- _TASK_
Copy each line below in which the string "estimation" occurs.

--- START INPUT DATA ---

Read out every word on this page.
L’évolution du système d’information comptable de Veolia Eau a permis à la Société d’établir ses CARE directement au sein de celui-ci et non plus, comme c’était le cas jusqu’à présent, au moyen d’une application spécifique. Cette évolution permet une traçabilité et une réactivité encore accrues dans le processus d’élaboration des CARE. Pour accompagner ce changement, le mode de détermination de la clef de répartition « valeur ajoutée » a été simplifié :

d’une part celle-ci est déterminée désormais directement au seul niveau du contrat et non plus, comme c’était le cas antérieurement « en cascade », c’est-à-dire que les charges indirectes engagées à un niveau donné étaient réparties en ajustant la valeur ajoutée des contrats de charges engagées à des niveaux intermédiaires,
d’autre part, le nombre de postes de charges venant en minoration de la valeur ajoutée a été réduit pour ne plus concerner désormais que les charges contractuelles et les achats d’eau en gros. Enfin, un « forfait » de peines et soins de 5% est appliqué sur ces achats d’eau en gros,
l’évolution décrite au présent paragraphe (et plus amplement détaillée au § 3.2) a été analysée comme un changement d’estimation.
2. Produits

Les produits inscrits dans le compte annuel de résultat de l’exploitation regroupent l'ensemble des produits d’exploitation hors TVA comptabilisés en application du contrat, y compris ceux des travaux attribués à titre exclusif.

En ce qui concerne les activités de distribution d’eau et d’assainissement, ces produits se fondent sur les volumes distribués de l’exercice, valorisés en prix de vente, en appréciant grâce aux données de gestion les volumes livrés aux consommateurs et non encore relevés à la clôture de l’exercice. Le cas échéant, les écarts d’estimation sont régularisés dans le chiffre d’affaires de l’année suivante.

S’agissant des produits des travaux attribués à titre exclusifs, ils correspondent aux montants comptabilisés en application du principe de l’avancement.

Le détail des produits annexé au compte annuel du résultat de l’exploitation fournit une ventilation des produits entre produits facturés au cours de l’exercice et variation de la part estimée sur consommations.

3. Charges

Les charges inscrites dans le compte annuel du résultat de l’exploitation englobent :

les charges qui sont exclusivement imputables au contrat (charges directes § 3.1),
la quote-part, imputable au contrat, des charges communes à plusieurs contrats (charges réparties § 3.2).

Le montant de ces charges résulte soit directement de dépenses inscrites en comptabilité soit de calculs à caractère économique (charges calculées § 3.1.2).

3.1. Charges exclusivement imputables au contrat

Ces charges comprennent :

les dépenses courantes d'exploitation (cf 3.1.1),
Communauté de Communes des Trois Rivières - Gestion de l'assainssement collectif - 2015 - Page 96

--- END INPUT DATA ---

- _EXERCISE RESPONSE_
l’évolution décrite au présent paragraphe (et plus amplement détaillée au § 3.2) a été analysée comme un changement d’estimation.
En ce qui concerne les activités de distribution d’eau et d’assainissement, ces produits se fondent sur les volumes distribués de l’exercice, valorisés en prix de vente, en appréciant grâce aux données de gestion les volumes livrés aux consommateurs et non encore relevés à la clôture de l’exercice. Le cas échéant, les écarts d’estimation sont régularisés dans le chiffre d’affaires de l’année suivante.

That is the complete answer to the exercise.